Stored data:
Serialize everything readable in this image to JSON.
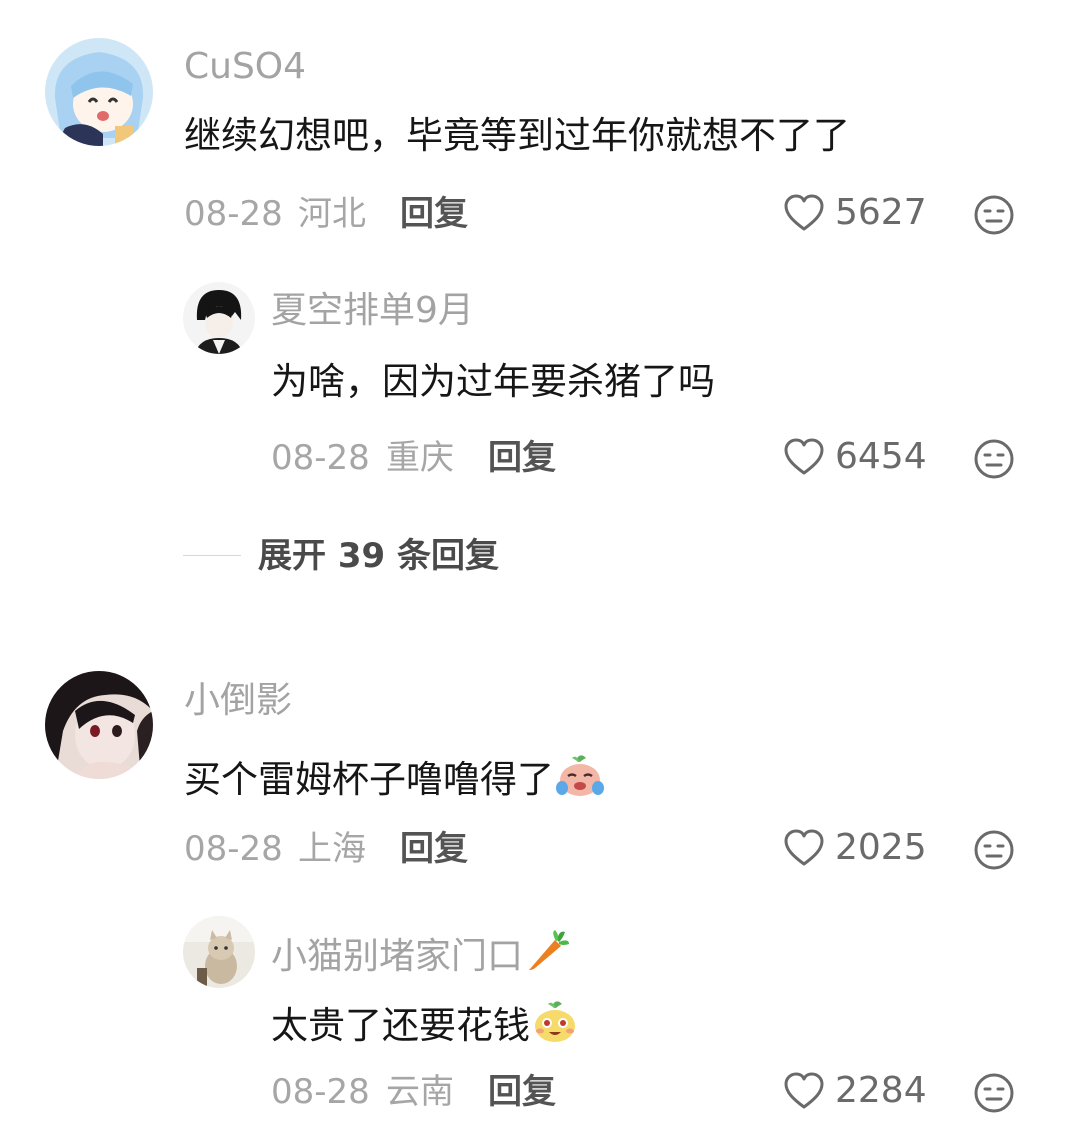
{
  "comments": [
    {
      "username": "CuSO4",
      "content": "继续幻想吧，毕竟等到过年你就想不了了",
      "date": "08-28",
      "location": "河北",
      "reply_label": "回复",
      "likes": "5627",
      "replies": [
        {
          "username": "夏空排单9月",
          "content": "为啥，因为过年要杀猪了吗",
          "date": "08-28",
          "location": "重庆",
          "reply_label": "回复",
          "likes": "6454"
        }
      ],
      "expand_label": "展开 39 条回复"
    },
    {
      "username": "小倒影",
      "content": "买个雷姆杯子噜噜得了",
      "content_emoji": "crying-emoji",
      "date": "08-28",
      "location": "上海",
      "reply_label": "回复",
      "likes": "2025",
      "replies": [
        {
          "username": "小猫别堵家门口",
          "username_emoji": "carrot-emoji",
          "content": "太贵了还要花钱",
          "content_emoji": "grinning-emoji",
          "date": "08-28",
          "location": "云南",
          "reply_label": "回复",
          "likes": "2284"
        }
      ]
    }
  ],
  "colors": {
    "username": "#a3a3a3",
    "content": "#161616",
    "meta": "#a6a6a6",
    "reply": "#545454",
    "icon": "#6a6a6a"
  }
}
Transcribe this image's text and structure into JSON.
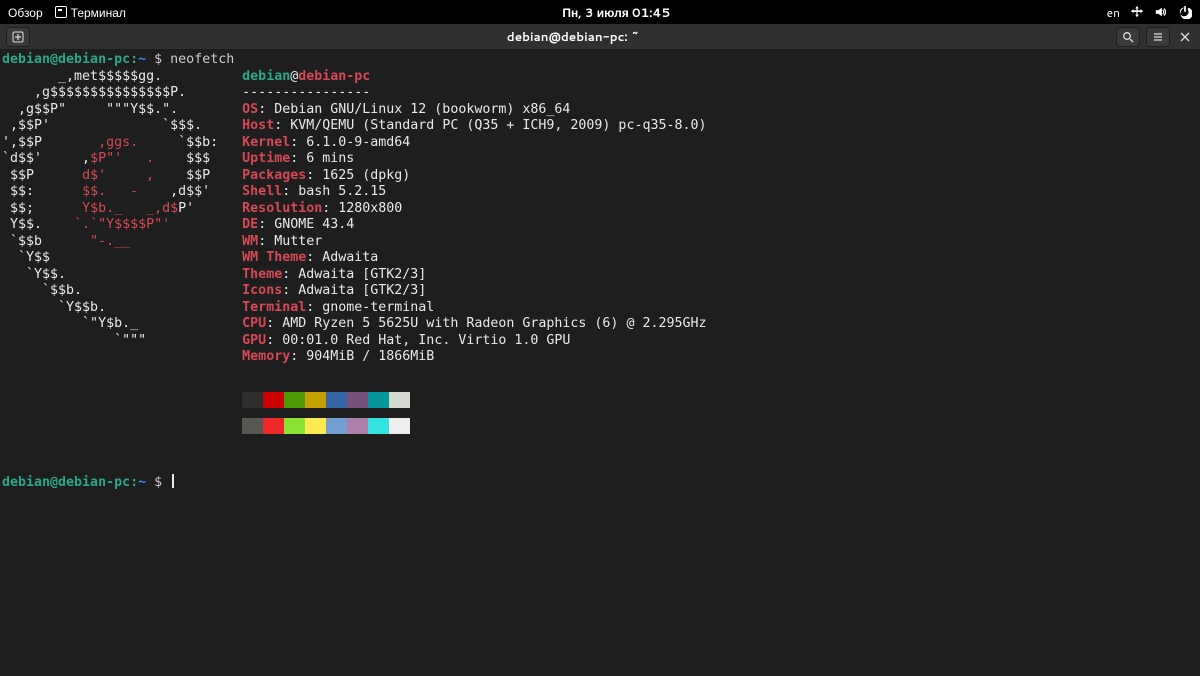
{
  "panel": {
    "overview": "Обзор",
    "terminal_label": "Терминал",
    "clock": "Пн, 3 июля  01:45",
    "lang": "en"
  },
  "headerbar": {
    "title": "debian@debian-pc: ~"
  },
  "prompt": {
    "user_host": "debian@debian-pc",
    "colon": ":",
    "path": "~",
    "dollar": "$",
    "command": "neofetch"
  },
  "ascii": {
    "lines": [
      "       _,met$$$$$gg.         ",
      "    ,g$$$$$$$$$$$$$$$P.      ",
      "  ,g$$P\"     \"\"\"Y$$.\".      ",
      " ,$$P'              `$$$.    ",
      "',$$P       ,ggs.     `$$b:  ",
      "`d$$'     ,$P\"'   .    $$$   ",
      " $$P      d$'     ,    $$P   ",
      " $$:      $$.   -    ,d$$'   ",
      " $$;      Y$b._   _,d$P'     ",
      " Y$$.    `.`\"Y$$$$P\"'        ",
      " `$$b      \"-.__             ",
      "  `Y$$                        ",
      "   `Y$$.                      ",
      "     `$$b.                    ",
      "       `Y$$b.                 ",
      "          `\"Y$b._             ",
      "              `\"\"\"            "
    ],
    "dot_positions": {
      "4": 20,
      "5": 22,
      "6": 18,
      "7": 20,
      "8": 0,
      "9": 9,
      "10": 11
    }
  },
  "neofetch": {
    "title_user": "debian",
    "title_at": "@",
    "title_host": "debian-pc",
    "dashes": "----------------",
    "rows": [
      {
        "k": "OS",
        "v": "Debian GNU/Linux 12 (bookworm) x86_64"
      },
      {
        "k": "Host",
        "v": "KVM/QEMU (Standard PC (Q35 + ICH9, 2009) pc-q35-8.0)"
      },
      {
        "k": "Kernel",
        "v": "6.1.0-9-amd64"
      },
      {
        "k": "Uptime",
        "v": "6 mins"
      },
      {
        "k": "Packages",
        "v": "1625 (dpkg)"
      },
      {
        "k": "Shell",
        "v": "bash 5.2.15"
      },
      {
        "k": "Resolution",
        "v": "1280x800"
      },
      {
        "k": "DE",
        "v": "GNOME 43.4"
      },
      {
        "k": "WM",
        "v": "Mutter"
      },
      {
        "k": "WM Theme",
        "v": "Adwaita"
      },
      {
        "k": "Theme",
        "v": "Adwaita [GTK2/3]"
      },
      {
        "k": "Icons",
        "v": "Adwaita [GTK2/3]"
      },
      {
        "k": "Terminal",
        "v": "gnome-terminal"
      },
      {
        "k": "CPU",
        "v": "AMD Ryzen 5 5625U with Radeon Graphics (6) @ 2.295GHz"
      },
      {
        "k": "GPU",
        "v": "00:01.0 Red Hat, Inc. Virtio 1.0 GPU"
      },
      {
        "k": "Memory",
        "v": "904MiB / 1866MiB"
      }
    ]
  },
  "swatches": {
    "row1": [
      "#2e2e2e",
      "#cc0000",
      "#4e9a06",
      "#c4a000",
      "#3465a4",
      "#75507b",
      "#06989a",
      "#d3d7cf"
    ],
    "row2": [
      "#555753",
      "#ef2929",
      "#8ae234",
      "#fce94f",
      "#729fcf",
      "#ad7fa8",
      "#34e2e2",
      "#eeeeec"
    ]
  }
}
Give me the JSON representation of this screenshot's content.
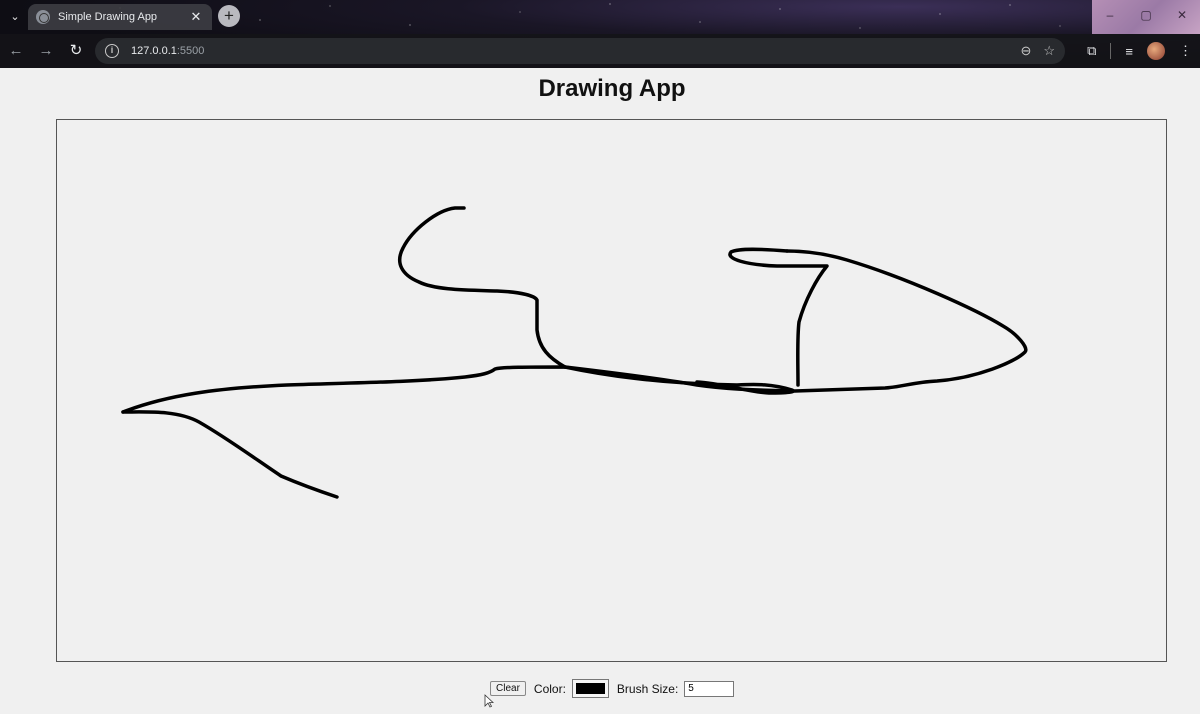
{
  "browser": {
    "tab_title": "Simple Drawing App",
    "tab_close": "✕",
    "new_tab": "+",
    "url_host": "127.0.0.1",
    "url_port": ":5500",
    "window_controls": [
      "–",
      "▢",
      "✕"
    ]
  },
  "page": {
    "title": "Drawing App"
  },
  "controls": {
    "clear_label": "Clear",
    "color_label": "Color:",
    "color_value": "#000000",
    "brush_size_label": "Brush Size:",
    "brush_size_value": "5"
  },
  "colors": {
    "stroke": "#000000",
    "page_background": "#f0f0f0"
  }
}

▶ _GIVEN INSTRUCTION_:
Quote everything in the listing above exactly; pictures are the only thing to omit.

▶ _ANSWER_:
Serialize everything readable in this image to JSON.
{
  "comments": [
    {
      "username": "CuSO4",
      "content": "继续幻想吧，毕竟等到过年你就想不了了",
      "date": "08-28",
      "location": "河北",
      "reply_label": "回复",
      "likes": "5627",
      "replies": [
        {
          "username": "夏空排单9月",
          "content": "为啥，因为过年要杀猪了吗",
          "date": "08-28",
          "location": "重庆",
          "reply_label": "回复",
          "likes": "6454"
        }
      ],
      "expand_label": "展开 39 条回复"
    },
    {
      "username": "小倒影",
      "content": "买个雷姆杯子噜噜得了",
      "content_emoji": "crying-emoji",
      "date": "08-28",
      "location": "上海",
      "reply_label": "回复",
      "likes": "2025",
      "replies": [
        {
          "username": "小猫别堵家门口",
          "username_emoji": "carrot-emoji",
          "content": "太贵了还要花钱",
          "content_emoji": "grinning-emoji",
          "date": "08-28",
          "location": "云南",
          "reply_label": "回复",
          "likes": "2284"
        }
      ]
    }
  ],
  "colors": {
    "username": "#a3a3a3",
    "content": "#161616",
    "meta": "#a6a6a6",
    "reply": "#545454",
    "icon": "#6a6a6a"
  }
}
Transcribe this image's text and structure into JSON.
{
  "panel": {
    "overview": "Обзор",
    "terminal_label": "Терминал",
    "clock": "Пн, 3 июля  01:45",
    "lang": "en"
  },
  "headerbar": {
    "title": "debian@debian-pc: ~"
  },
  "prompt": {
    "user_host": "debian@debian-pc",
    "colon": ":",
    "path": "~",
    "dollar": "$",
    "command": "neofetch"
  },
  "ascii": {
    "lines": [
      "       _,met$$$$$gg.         ",
      "    ,g$$$$$$$$$$$$$$$P.      ",
      "  ,g$$P\"     \"\"\"Y$$.\".      ",
      " ,$$P'              `$$$.    ",
      "',$$P       ,ggs.     `$$b:  ",
      "`d$$'     ,$P\"'   .    $$$   ",
      " $$P      d$'     ,    $$P   ",
      " $$:      $$.   -    ,d$$'   ",
      " $$;      Y$b._   _,d$P'     ",
      " Y$$.    `.`\"Y$$$$P\"'        ",
      " `$$b      \"-.__             ",
      "  `Y$$                        ",
      "   `Y$$.                      ",
      "     `$$b.                    ",
      "       `Y$$b.                 ",
      "          `\"Y$b._             ",
      "              `\"\"\"            "
    ],
    "dot_positions": {
      "4": 20,
      "5": 22,
      "6": 18,
      "7": 20,
      "8": 0,
      "9": 9,
      "10": 11
    }
  },
  "neofetch": {
    "title_user": "debian",
    "title_at": "@",
    "title_host": "debian-pc",
    "dashes": "----------------",
    "rows": [
      {
        "k": "OS",
        "v": "Debian GNU/Linux 12 (bookworm) x86_64"
      },
      {
        "k": "Host",
        "v": "KVM/QEMU (Standard PC (Q35 + ICH9, 2009) pc-q35-8.0)"
      },
      {
        "k": "Kernel",
        "v": "6.1.0-9-amd64"
      },
      {
        "k": "Uptime",
        "v": "6 mins"
      },
      {
        "k": "Packages",
        "v": "1625 (dpkg)"
      },
      {
        "k": "Shell",
        "v": "bash 5.2.15"
      },
      {
        "k": "Resolution",
        "v": "1280x800"
      },
      {
        "k": "DE",
        "v": "GNOME 43.4"
      },
      {
        "k": "WM",
        "v": "Mutter"
      },
      {
        "k": "WM Theme",
        "v": "Adwaita"
      },
      {
        "k": "Theme",
        "v": "Adwaita [GTK2/3]"
      },
      {
        "k": "Icons",
        "v": "Adwaita [GTK2/3]"
      },
      {
        "k": "Terminal",
        "v": "gnome-terminal"
      },
      {
        "k": "CPU",
        "v": "AMD Ryzen 5 5625U with Radeon Graphics (6) @ 2.295GHz"
      },
      {
        "k": "GPU",
        "v": "00:01.0 Red Hat, Inc. Virtio 1.0 GPU"
      },
      {
        "k": "Memory",
        "v": "904MiB / 1866MiB"
      }
    ]
  },
  "swatches": {
    "row1": [
      "#2e2e2e",
      "#cc0000",
      "#4e9a06",
      "#c4a000",
      "#3465a4",
      "#75507b",
      "#06989a",
      "#d3d7cf"
    ],
    "row2": [
      "#555753",
      "#ef2929",
      "#8ae234",
      "#fce94f",
      "#729fcf",
      "#ad7fa8",
      "#34e2e2",
      "#eeeeec"
    ]
  }
}
Give me the JSON representation of this screenshot's content.
{
  "browser": {
    "tab_title": "Simple Drawing App",
    "tab_close": "✕",
    "new_tab": "+",
    "url_host": "127.0.0.1",
    "url_port": ":5500",
    "window_controls": [
      "–",
      "▢",
      "✕"
    ]
  },
  "page": {
    "title": "Drawing App"
  },
  "controls": {
    "clear_label": "Clear",
    "color_label": "Color:",
    "color_value": "#000000",
    "brush_size_label": "Brush Size:",
    "brush_size_value": "5"
  },
  "colors": {
    "stroke": "#000000",
    "page_background": "#f0f0f0"
  }
}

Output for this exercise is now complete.